[Records from a data source]
------------------------------------------------------------
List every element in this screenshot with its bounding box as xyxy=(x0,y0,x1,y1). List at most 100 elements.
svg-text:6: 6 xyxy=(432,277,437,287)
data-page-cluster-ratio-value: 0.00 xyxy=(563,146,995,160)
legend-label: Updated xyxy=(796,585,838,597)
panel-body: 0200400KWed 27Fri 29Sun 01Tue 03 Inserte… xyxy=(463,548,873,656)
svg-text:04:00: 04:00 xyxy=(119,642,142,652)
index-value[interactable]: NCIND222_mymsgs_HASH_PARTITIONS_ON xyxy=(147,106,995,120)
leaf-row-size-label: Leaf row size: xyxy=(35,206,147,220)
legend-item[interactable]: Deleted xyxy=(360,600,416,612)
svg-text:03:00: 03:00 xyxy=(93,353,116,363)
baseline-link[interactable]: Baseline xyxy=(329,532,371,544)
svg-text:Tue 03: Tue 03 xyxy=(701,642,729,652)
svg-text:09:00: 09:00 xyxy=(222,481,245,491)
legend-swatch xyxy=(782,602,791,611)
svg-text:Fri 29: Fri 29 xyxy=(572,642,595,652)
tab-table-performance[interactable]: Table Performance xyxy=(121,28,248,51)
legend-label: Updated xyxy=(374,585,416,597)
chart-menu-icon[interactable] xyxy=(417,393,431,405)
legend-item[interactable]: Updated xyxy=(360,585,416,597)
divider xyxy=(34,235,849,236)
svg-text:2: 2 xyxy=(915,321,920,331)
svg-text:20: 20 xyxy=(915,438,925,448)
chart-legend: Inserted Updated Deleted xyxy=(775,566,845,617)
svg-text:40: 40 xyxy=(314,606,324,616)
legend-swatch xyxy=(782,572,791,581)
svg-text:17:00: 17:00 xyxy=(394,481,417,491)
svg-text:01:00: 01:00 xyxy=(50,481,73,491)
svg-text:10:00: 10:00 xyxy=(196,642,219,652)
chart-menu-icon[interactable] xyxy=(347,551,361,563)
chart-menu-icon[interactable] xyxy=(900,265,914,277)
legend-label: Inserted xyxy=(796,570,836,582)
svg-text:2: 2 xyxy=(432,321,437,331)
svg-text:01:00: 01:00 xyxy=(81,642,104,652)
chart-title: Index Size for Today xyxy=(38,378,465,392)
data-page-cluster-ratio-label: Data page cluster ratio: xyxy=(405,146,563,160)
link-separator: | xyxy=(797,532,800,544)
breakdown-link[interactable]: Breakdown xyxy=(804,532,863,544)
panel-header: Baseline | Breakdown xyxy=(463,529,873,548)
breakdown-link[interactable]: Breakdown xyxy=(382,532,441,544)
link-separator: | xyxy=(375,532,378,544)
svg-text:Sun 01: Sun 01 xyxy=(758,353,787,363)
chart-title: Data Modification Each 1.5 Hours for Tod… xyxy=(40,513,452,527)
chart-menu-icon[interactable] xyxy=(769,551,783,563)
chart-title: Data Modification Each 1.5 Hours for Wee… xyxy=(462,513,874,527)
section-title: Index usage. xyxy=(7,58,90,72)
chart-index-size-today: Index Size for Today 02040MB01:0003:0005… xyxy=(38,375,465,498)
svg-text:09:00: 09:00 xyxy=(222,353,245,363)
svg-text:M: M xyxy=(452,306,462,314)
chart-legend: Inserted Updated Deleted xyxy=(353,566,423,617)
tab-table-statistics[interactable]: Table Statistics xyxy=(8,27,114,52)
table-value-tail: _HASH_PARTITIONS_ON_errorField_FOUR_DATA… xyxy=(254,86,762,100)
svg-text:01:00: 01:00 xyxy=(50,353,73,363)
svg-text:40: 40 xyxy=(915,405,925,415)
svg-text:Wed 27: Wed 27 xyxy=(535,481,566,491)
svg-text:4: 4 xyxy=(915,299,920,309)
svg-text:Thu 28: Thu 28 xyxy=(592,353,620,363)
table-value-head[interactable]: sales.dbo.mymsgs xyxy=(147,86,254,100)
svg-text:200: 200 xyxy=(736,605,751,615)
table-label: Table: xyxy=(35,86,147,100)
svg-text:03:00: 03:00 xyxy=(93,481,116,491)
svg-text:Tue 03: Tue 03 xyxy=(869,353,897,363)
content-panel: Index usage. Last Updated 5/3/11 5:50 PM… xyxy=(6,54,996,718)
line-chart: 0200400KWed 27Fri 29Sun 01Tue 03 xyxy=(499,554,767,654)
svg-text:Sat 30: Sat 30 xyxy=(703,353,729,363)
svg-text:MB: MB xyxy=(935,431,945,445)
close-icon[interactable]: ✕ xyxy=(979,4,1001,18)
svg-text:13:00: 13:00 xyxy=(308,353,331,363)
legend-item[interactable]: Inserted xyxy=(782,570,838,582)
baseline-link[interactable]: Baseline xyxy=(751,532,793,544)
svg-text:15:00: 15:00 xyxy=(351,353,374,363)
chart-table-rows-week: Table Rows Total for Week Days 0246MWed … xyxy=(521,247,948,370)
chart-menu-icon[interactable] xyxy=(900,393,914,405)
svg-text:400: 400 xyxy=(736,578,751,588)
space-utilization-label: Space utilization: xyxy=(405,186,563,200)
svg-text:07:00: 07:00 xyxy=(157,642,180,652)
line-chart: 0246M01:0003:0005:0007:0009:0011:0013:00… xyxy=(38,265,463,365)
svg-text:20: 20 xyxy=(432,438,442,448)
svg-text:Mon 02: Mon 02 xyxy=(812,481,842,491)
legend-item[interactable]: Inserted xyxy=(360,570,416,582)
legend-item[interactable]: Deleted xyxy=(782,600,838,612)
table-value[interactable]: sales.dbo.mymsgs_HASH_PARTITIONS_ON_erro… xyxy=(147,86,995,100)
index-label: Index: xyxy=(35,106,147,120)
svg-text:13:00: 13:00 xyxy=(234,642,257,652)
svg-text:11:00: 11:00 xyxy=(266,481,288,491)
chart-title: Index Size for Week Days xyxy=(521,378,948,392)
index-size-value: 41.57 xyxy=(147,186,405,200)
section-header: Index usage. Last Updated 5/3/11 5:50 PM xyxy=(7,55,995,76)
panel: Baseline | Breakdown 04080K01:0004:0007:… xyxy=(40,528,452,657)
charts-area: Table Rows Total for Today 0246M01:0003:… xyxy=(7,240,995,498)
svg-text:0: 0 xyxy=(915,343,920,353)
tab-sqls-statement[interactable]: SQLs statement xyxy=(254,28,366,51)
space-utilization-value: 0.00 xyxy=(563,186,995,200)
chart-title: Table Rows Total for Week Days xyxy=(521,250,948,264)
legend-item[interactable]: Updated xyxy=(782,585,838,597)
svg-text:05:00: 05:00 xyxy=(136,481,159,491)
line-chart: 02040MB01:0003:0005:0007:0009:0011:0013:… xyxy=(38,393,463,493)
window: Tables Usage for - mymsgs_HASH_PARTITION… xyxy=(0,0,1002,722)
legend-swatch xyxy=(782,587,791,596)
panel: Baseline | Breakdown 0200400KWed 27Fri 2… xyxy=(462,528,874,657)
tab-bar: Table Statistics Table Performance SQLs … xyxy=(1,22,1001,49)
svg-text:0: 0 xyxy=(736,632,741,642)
------------------------------------------------------------
▶ [Written instruction] Return all of the lines above word for word, without changing anything.

▶ [Right answer]
List every element in this screenshot with its bounding box as xyxy=(x0,y0,x1,y1). List at most 100 elements.
svg-text:6: 6 xyxy=(432,277,437,287)
data-page-cluster-ratio-value: 0.00 xyxy=(563,146,995,160)
legend-label: Updated xyxy=(796,585,838,597)
panel-body: 0200400KWed 27Fri 29Sun 01Tue 03 Inserte… xyxy=(463,548,873,656)
svg-text:04:00: 04:00 xyxy=(119,642,142,652)
index-value[interactable]: NCIND222_mymsgs_HASH_PARTITIONS_ON xyxy=(147,106,995,120)
leaf-row-size-label: Leaf row size: xyxy=(35,206,147,220)
legend-item[interactable]: Deleted xyxy=(360,600,416,612)
svg-text:03:00: 03:00 xyxy=(93,353,116,363)
baseline-link[interactable]: Baseline xyxy=(329,532,371,544)
svg-text:Tue 03: Tue 03 xyxy=(701,642,729,652)
svg-text:09:00: 09:00 xyxy=(222,481,245,491)
legend-swatch xyxy=(782,602,791,611)
svg-text:Fri 29: Fri 29 xyxy=(572,642,595,652)
tab-table-performance[interactable]: Table Performance xyxy=(121,28,248,51)
legend-label: Updated xyxy=(374,585,416,597)
chart-menu-icon[interactable] xyxy=(417,393,431,405)
legend-item[interactable]: Updated xyxy=(360,585,416,597)
divider xyxy=(34,235,849,236)
svg-text:2: 2 xyxy=(915,321,920,331)
svg-text:20: 20 xyxy=(915,438,925,448)
chart-legend: Inserted Updated Deleted xyxy=(775,566,845,617)
svg-text:40: 40 xyxy=(314,606,324,616)
legend-swatch xyxy=(782,572,791,581)
svg-text:17:00: 17:00 xyxy=(394,481,417,491)
svg-text:01:00: 01:00 xyxy=(50,481,73,491)
svg-text:10:00: 10:00 xyxy=(196,642,219,652)
chart-menu-icon[interactable] xyxy=(347,551,361,563)
chart-menu-icon[interactable] xyxy=(900,265,914,277)
legend-label: Inserted xyxy=(796,570,836,582)
svg-text:2: 2 xyxy=(432,321,437,331)
svg-text:01:00: 01:00 xyxy=(81,642,104,652)
chart-title: Index Size for Today xyxy=(38,378,465,392)
data-page-cluster-ratio-label: Data page cluster ratio: xyxy=(405,146,563,160)
link-separator: | xyxy=(797,532,800,544)
breakdown-link[interactable]: Breakdown xyxy=(804,532,863,544)
panel-header: Baseline | Breakdown xyxy=(463,529,873,548)
breakdown-link[interactable]: Breakdown xyxy=(382,532,441,544)
link-separator: | xyxy=(375,532,378,544)
svg-text:Sun 01: Sun 01 xyxy=(758,353,787,363)
chart-title: Data Modification Each 1.5 Hours for Tod… xyxy=(40,513,452,527)
chart-menu-icon[interactable] xyxy=(769,551,783,563)
chart-title: Data Modification Each 1.5 Hours for Wee… xyxy=(462,513,874,527)
section-title: Index usage. xyxy=(7,58,90,72)
chart-index-size-today: Index Size for Today 02040MB01:0003:0005… xyxy=(38,375,465,498)
svg-text:09:00: 09:00 xyxy=(222,353,245,363)
svg-text:M: M xyxy=(452,306,462,314)
chart-legend: Inserted Updated Deleted xyxy=(353,566,423,617)
tab-table-statistics[interactable]: Table Statistics xyxy=(8,27,114,52)
table-value-tail: _HASH_PARTITIONS_ON_errorField_FOUR_DATA… xyxy=(254,86,762,100)
svg-text:01:00: 01:00 xyxy=(50,353,73,363)
svg-text:40: 40 xyxy=(915,405,925,415)
svg-text:Wed 27: Wed 27 xyxy=(535,481,566,491)
svg-text:4: 4 xyxy=(915,299,920,309)
svg-text:Thu 28: Thu 28 xyxy=(592,353,620,363)
table-value-head[interactable]: sales.dbo.mymsgs xyxy=(147,86,254,100)
svg-text:200: 200 xyxy=(736,605,751,615)
table-label: Table: xyxy=(35,86,147,100)
svg-text:03:00: 03:00 xyxy=(93,481,116,491)
svg-text:Tue 03: Tue 03 xyxy=(869,353,897,363)
content-panel: Index usage. Last Updated 5/3/11 5:50 PM… xyxy=(6,54,996,718)
line-chart: 0200400KWed 27Fri 29Sun 01Tue 03 xyxy=(499,554,767,654)
svg-text:Sat 30: Sat 30 xyxy=(703,353,729,363)
svg-text:MB: MB xyxy=(935,431,945,445)
close-icon[interactable]: ✕ xyxy=(979,4,1001,18)
svg-text:13:00: 13:00 xyxy=(308,353,331,363)
legend-item[interactable]: Inserted xyxy=(782,570,838,582)
baseline-link[interactable]: Baseline xyxy=(751,532,793,544)
svg-text:15:00: 15:00 xyxy=(351,353,374,363)
chart-table-rows-week: Table Rows Total for Week Days 0246MWed … xyxy=(521,247,948,370)
chart-menu-icon[interactable] xyxy=(900,393,914,405)
svg-text:400: 400 xyxy=(736,578,751,588)
space-utilization-label: Space utilization: xyxy=(405,186,563,200)
svg-text:07:00: 07:00 xyxy=(157,642,180,652)
line-chart: 0246M01:0003:0005:0007:0009:0011:0013:00… xyxy=(38,265,463,365)
svg-text:20: 20 xyxy=(432,438,442,448)
svg-text:Mon 02: Mon 02 xyxy=(812,481,842,491)
legend-item[interactable]: Inserted xyxy=(360,570,416,582)
legend-item[interactable]: Deleted xyxy=(782,600,838,612)
table-value[interactable]: sales.dbo.mymsgs_HASH_PARTITIONS_ON_erro… xyxy=(147,86,995,100)
index-label: Index: xyxy=(35,106,147,120)
svg-text:13:00: 13:00 xyxy=(234,642,257,652)
svg-text:11:00: 11:00 xyxy=(266,481,288,491)
chart-title: Index Size for Week Days xyxy=(521,378,948,392)
index-size-value: 41.57 xyxy=(147,186,405,200)
section-header: Index usage. Last Updated 5/3/11 5:50 PM xyxy=(7,55,995,76)
panel: Baseline | Breakdown 04080K01:0004:0007:… xyxy=(40,528,452,657)
charts-area: Table Rows Total for Today 0246M01:0003:… xyxy=(7,240,995,498)
svg-text:0: 0 xyxy=(915,343,920,353)
tab-sqls-statement[interactable]: SQLs statement xyxy=(254,28,366,51)
space-utilization-value: 0.00 xyxy=(563,186,995,200)
chart-title: Table Rows Total for Week Days xyxy=(521,250,948,264)
legend-item[interactable]: Updated xyxy=(782,585,838,597)
svg-text:05:00: 05:00 xyxy=(136,481,159,491)
line-chart: 02040MB01:0003:0005:0007:0009:0011:0013:… xyxy=(38,393,463,493)
window: Tables Usage for - mymsgs_HASH_PARTITION… xyxy=(0,0,1002,722)
legend-swatch xyxy=(782,587,791,596)
panel: Baseline | Breakdown 0200400KWed 27Fri 2… xyxy=(462,528,874,657)
tab-bar: Table Statistics Table Performance SQLs … xyxy=(1,22,1001,49)
svg-text:0: 0 xyxy=(736,632,741,642)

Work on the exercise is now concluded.